- **Task 1**
Could you recast the stretch of the records from their first line through the line containing "error-cell: 5.00 — [794, 1578, 984, 1609]" as a numbered list, with blank lines left out?

- **Passage shown**
--- BEGIN ---
Label: Side One Dummy

Review date: Sep. 27, 2005


In the mid-1980s, two artists on the outskirts of pop provided inspiration for a whole legion of subsequent bands. Tom Waits, melding Kurt Weill and Captain Beefheart with his beatnik persona, uncovered ways to make acoustic and undistorted instruments as abrasive as any other noisemakers. And Shane McGowan, a tagalong from the original London punk scene, showed that the sloppy passion of 1977 could revitalize Celtic folk.

In their wake, there has been a steady flow of folk-dash-punk approaches to various traditions. These almost never work. Part of the problem is that most folk genres are built on a path of apprenticeship and mastery. Instruments like the violin and accordion are resistant to amateurism. Also, many of these musical forms get their propulsion from the off beat, and reducing their lilt to a 4/4 backbeat is like dropping a cannonball on a soufflé. These artists also underestimate Waits and McGowan; as two of the most literary of lyricists, their writing consistently carries songs through cornball musical ideas.
--- END ---
- **Task material**
--- BEGIN ---
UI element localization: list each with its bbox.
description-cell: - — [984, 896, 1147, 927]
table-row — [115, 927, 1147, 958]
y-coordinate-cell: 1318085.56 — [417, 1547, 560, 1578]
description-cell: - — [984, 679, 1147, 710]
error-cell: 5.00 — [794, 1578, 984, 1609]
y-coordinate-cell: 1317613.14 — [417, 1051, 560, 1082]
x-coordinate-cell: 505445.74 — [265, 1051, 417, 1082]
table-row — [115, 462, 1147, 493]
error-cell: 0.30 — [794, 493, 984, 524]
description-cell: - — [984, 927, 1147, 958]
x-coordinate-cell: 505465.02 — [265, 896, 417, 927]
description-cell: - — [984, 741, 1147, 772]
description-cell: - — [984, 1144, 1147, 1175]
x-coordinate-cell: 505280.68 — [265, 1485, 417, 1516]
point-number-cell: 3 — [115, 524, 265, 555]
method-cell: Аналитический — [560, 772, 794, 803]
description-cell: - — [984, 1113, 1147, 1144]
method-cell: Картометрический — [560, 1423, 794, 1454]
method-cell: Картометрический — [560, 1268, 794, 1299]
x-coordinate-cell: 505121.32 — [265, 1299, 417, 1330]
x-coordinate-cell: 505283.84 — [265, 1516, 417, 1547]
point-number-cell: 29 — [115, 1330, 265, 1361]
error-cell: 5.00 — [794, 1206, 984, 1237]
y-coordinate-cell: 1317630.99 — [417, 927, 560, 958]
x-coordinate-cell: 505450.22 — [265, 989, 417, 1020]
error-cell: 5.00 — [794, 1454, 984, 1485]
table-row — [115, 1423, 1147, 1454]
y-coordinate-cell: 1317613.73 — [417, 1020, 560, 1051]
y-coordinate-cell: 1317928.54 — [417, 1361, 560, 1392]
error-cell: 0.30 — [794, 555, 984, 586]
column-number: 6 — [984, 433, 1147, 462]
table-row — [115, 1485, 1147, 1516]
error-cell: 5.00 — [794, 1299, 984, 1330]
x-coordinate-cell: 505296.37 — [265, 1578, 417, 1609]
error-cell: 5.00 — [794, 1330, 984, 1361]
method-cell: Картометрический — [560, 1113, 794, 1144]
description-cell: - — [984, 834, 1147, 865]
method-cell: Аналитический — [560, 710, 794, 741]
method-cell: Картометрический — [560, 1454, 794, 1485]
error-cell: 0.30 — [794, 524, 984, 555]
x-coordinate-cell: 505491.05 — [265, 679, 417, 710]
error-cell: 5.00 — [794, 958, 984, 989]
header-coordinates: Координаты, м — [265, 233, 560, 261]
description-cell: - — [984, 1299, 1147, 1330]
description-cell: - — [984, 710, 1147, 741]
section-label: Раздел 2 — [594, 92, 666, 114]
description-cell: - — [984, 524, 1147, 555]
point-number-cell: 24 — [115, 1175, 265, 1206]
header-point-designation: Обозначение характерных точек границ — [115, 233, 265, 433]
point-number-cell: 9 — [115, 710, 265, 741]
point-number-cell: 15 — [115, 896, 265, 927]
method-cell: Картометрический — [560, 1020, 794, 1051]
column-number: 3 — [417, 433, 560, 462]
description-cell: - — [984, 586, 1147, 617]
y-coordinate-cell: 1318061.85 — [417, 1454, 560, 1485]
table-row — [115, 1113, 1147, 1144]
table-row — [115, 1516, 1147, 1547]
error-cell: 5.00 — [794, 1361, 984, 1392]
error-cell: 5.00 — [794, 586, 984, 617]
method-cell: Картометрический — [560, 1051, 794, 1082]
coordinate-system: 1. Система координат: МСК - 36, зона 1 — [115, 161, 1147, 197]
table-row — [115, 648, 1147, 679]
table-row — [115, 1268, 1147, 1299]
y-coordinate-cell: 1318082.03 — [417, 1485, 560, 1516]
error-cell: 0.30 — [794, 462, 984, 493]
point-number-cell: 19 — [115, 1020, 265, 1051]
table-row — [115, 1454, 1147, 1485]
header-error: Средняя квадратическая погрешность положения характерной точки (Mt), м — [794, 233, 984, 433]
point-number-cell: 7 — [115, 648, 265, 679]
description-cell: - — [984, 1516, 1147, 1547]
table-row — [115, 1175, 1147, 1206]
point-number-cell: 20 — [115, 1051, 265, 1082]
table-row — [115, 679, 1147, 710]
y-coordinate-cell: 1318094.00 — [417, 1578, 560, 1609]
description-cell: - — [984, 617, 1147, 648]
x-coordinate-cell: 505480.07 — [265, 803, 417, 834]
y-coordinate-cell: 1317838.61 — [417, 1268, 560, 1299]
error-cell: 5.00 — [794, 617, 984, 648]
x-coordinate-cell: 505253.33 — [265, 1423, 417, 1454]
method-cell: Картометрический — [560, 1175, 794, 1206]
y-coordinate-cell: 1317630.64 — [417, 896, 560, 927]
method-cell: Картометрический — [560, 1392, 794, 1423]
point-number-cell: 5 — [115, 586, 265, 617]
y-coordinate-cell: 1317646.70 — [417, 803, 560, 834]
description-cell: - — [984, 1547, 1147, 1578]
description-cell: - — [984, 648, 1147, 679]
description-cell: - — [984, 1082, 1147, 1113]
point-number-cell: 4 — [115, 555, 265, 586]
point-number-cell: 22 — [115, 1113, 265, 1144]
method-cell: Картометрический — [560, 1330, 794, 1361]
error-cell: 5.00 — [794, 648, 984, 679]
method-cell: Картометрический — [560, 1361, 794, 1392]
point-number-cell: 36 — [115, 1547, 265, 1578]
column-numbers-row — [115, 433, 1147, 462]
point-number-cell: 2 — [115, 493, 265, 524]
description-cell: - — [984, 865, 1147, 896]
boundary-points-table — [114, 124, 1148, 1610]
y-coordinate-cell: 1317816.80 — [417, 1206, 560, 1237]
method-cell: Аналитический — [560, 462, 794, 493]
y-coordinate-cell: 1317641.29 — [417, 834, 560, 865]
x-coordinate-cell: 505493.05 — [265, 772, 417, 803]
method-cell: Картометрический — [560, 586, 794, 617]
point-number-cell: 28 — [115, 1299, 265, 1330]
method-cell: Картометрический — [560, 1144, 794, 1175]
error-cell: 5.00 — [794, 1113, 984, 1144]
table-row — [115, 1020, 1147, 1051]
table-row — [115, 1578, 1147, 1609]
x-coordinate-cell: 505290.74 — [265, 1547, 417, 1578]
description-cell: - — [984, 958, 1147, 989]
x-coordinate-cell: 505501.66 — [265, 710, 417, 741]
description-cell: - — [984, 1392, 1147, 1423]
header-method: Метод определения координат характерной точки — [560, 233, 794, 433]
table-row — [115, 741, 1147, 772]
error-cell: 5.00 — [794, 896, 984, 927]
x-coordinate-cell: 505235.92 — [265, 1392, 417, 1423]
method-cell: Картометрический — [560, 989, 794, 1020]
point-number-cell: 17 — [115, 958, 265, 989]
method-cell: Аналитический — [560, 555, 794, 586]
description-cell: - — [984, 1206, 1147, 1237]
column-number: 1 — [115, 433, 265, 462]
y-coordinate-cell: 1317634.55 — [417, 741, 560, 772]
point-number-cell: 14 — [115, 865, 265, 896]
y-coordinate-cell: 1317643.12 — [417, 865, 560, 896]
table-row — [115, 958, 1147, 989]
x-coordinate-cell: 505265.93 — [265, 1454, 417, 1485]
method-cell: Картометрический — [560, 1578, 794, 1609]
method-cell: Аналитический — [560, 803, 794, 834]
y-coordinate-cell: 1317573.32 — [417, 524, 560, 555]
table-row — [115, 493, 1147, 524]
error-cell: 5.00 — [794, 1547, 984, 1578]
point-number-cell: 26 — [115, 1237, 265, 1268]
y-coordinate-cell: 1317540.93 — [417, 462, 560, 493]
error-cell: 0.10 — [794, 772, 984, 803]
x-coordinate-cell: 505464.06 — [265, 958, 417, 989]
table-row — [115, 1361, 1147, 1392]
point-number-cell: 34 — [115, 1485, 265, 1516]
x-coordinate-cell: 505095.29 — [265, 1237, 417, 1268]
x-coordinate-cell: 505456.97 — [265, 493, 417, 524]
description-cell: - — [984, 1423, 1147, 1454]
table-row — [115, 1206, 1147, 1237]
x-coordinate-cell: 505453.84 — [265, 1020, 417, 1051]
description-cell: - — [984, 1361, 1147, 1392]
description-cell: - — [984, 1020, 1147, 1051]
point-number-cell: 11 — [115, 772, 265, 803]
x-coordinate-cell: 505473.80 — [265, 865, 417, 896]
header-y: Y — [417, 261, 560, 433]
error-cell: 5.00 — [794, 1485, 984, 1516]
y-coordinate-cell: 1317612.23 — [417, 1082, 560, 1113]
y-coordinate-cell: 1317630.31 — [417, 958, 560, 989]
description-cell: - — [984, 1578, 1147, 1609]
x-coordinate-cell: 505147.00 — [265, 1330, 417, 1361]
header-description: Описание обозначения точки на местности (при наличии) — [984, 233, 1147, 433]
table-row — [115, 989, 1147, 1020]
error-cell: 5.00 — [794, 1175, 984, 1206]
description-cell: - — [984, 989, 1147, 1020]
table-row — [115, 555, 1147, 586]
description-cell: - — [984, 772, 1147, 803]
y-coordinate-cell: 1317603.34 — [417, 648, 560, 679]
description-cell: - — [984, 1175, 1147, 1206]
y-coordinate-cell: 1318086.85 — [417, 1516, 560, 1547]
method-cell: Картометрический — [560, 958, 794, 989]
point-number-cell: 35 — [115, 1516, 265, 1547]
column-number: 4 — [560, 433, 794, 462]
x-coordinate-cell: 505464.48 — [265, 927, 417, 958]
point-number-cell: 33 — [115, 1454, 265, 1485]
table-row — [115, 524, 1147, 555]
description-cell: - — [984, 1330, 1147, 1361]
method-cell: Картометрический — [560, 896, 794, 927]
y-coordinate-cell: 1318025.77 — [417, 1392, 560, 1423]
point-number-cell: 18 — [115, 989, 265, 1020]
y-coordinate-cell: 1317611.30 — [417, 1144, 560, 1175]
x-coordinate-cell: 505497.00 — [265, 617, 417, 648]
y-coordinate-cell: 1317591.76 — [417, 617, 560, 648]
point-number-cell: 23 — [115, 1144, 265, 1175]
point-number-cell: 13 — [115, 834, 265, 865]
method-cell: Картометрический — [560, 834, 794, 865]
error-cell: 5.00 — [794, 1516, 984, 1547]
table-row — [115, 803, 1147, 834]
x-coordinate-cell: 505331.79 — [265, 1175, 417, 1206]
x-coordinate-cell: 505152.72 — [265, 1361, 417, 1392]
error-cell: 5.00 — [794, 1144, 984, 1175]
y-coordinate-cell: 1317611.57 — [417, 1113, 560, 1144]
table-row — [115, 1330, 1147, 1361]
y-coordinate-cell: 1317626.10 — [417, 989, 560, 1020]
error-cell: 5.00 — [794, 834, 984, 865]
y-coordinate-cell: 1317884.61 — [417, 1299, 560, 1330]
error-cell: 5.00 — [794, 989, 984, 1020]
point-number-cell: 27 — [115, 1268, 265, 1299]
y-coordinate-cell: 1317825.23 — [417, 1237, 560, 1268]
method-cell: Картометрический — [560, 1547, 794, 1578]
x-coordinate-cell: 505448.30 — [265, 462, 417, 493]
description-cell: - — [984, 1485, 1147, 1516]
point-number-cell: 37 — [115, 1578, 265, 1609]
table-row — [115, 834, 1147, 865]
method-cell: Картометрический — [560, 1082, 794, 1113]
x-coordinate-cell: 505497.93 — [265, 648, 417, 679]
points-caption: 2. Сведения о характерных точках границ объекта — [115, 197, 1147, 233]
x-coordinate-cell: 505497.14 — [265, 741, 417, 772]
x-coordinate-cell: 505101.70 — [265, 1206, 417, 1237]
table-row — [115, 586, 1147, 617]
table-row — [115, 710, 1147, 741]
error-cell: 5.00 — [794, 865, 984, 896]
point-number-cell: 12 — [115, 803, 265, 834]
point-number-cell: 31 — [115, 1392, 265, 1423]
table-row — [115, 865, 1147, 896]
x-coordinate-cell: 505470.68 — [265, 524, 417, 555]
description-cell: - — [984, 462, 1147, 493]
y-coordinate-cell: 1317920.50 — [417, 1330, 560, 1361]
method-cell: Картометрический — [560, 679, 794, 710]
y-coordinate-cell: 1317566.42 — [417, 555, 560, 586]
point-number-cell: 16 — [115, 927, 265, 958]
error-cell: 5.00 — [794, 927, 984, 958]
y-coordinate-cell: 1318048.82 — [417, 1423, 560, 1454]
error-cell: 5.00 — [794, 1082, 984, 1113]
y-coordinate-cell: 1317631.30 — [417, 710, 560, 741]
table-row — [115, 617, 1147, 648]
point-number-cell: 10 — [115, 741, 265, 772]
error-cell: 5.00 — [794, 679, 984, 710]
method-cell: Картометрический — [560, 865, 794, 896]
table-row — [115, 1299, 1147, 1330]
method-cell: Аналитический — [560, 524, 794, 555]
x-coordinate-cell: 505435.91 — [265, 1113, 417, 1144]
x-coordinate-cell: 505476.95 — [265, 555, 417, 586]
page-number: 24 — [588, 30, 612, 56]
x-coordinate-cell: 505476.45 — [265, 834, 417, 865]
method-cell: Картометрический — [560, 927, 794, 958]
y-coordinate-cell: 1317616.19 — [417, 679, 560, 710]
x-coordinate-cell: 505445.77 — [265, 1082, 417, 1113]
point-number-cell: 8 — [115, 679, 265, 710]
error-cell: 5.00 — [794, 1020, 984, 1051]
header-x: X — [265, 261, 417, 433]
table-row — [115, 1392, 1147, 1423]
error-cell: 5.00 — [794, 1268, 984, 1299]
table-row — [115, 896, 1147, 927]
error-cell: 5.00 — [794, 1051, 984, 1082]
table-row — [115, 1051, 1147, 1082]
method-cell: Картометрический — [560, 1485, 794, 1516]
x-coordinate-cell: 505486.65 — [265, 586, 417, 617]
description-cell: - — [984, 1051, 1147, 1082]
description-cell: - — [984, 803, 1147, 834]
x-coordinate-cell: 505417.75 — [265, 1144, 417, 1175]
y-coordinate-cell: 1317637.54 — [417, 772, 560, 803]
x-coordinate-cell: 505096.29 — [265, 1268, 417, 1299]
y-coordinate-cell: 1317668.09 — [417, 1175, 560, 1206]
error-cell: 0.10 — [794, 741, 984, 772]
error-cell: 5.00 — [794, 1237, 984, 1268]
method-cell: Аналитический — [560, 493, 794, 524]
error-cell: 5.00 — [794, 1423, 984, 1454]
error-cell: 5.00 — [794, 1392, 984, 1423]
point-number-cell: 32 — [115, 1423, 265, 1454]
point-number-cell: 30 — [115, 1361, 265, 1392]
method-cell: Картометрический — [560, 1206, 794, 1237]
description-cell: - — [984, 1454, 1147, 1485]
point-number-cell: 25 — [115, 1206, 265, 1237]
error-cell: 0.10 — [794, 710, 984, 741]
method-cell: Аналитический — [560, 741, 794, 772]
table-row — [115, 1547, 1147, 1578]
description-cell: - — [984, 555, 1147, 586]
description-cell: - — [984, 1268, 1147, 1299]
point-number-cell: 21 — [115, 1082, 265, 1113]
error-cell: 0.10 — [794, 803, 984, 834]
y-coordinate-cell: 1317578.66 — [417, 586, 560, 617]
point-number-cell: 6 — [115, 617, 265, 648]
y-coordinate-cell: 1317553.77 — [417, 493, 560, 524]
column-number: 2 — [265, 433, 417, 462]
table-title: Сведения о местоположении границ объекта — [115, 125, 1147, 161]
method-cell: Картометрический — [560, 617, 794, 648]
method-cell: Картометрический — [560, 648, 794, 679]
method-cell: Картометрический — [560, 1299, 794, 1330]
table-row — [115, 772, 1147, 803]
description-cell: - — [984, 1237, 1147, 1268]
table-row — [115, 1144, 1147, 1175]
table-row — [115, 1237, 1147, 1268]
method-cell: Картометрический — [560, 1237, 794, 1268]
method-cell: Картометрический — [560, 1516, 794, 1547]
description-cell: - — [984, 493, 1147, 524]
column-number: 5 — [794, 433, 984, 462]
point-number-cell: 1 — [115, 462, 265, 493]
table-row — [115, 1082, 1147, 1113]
--- END ---
- **Task 2**
Could you continue the folk-punk music review from where it stops?

- **Task output 1**
1. UI element localization: list each with its bbox.
2. description-cell: - — [984, 896, 1147, 927]
3. table-row — [115, 927, 1147, 958]
4. y-coordinate-cell: 1318085.56 — [417, 1547, 560, 1578]
5. description-cell: - — [984, 679, 1147, 710]
6. error-cell: 5.00 — [794, 1578, 984, 1609]

- **Task output 2**
So what to make of Gogol Bordello? If they were merely overblown, like the unlistenable Irish-punk of tour mates Flogging Molly, there wouldn't be much to say. But their chosen formula, Eastern European music dragged through Rock, occasionally works. Gypsy music has always adapted and invigorated local styles, and only stands a few steps removed from rock. It's in the Polka that fed Texas Swing, in Django Reinhardt's popularization of the electric guitar, and in the Yiddish theatre that lead to Tin Pan Alley. And all those streamed into Rock. Fifteen years ago, the Les Negress Vertes did a convincing job of playing "gypsy punk." So at least one band has been successful in this territory, which is more than can be said for ska-punk.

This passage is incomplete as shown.